## Stored data:
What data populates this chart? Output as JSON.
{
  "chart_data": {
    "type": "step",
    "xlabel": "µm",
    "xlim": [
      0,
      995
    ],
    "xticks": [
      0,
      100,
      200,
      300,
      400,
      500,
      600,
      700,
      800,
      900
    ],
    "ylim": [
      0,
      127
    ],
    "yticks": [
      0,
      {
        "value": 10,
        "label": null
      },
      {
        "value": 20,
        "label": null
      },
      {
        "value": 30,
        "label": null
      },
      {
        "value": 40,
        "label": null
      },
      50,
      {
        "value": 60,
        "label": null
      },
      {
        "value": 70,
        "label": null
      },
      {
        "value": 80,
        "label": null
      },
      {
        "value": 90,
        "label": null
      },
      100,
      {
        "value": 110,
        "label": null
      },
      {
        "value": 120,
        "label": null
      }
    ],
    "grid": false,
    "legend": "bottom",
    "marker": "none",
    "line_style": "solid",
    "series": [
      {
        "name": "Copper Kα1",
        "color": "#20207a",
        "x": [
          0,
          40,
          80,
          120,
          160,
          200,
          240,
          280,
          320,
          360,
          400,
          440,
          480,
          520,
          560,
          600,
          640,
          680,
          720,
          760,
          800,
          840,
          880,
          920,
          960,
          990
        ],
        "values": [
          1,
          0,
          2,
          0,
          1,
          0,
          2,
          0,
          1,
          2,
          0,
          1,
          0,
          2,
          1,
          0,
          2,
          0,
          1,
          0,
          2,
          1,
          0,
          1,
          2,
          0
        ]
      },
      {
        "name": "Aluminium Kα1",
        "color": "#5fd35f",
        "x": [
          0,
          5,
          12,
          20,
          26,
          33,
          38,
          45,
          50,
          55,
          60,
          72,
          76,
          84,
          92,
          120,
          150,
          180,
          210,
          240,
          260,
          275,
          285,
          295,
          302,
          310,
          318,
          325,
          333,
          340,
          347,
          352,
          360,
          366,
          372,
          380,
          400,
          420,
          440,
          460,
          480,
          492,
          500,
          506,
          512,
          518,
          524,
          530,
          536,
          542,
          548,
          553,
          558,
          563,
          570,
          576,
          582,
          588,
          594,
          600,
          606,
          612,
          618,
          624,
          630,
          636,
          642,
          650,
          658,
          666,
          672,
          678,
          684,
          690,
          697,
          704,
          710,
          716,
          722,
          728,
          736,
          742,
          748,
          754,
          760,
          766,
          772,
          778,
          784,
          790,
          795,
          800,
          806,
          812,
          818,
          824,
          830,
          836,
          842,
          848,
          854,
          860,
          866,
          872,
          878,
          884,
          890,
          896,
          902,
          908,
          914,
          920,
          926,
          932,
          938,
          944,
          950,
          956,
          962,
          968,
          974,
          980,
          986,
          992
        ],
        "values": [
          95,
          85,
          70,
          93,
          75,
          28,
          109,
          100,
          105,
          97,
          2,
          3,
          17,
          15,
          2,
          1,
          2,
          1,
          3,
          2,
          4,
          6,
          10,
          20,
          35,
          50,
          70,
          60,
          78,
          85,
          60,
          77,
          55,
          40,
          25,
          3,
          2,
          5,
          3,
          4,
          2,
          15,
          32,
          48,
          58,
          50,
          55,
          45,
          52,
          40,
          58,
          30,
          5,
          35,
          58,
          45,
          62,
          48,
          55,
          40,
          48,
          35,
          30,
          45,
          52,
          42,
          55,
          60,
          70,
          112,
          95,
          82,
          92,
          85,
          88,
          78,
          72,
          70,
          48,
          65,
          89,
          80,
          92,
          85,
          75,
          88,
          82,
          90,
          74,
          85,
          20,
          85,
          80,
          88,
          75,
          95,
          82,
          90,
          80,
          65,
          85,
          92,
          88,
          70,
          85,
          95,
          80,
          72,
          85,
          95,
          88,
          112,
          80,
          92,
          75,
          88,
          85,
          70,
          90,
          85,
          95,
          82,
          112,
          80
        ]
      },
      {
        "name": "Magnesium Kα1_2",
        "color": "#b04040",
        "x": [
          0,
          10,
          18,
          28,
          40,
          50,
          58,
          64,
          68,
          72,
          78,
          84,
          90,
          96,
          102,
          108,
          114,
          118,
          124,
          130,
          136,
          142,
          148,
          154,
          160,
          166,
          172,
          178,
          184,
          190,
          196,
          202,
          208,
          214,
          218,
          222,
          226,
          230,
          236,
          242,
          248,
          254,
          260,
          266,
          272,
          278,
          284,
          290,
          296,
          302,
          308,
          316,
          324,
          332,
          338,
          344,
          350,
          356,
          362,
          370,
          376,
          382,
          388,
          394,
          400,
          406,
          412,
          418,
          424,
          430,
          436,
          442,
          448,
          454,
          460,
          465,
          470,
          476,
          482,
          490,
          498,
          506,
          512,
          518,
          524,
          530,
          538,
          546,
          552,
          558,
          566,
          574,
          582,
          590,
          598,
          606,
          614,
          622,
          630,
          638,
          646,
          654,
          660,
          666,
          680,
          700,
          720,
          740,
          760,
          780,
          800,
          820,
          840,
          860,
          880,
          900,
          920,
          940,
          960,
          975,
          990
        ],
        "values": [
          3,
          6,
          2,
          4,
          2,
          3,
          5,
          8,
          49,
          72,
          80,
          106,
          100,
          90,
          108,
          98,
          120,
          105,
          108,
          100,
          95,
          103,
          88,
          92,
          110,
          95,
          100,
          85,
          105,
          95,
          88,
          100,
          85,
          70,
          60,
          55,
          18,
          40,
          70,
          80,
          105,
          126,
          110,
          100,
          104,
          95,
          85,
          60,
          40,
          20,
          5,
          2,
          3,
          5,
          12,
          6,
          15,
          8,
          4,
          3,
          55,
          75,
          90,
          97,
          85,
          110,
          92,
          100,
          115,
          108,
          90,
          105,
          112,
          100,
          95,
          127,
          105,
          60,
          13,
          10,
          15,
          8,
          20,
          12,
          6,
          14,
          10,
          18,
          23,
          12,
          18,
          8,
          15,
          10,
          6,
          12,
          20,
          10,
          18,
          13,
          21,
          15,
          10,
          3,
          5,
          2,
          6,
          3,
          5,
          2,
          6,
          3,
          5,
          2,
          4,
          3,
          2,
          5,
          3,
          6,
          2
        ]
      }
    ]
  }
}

## Job:
Collect the lines that hold "name".

## Answer to the task:
        "name": "Copper Kα1",
        "name": "Aluminium Kα1",
        "name": "Magnesium Kα1_2",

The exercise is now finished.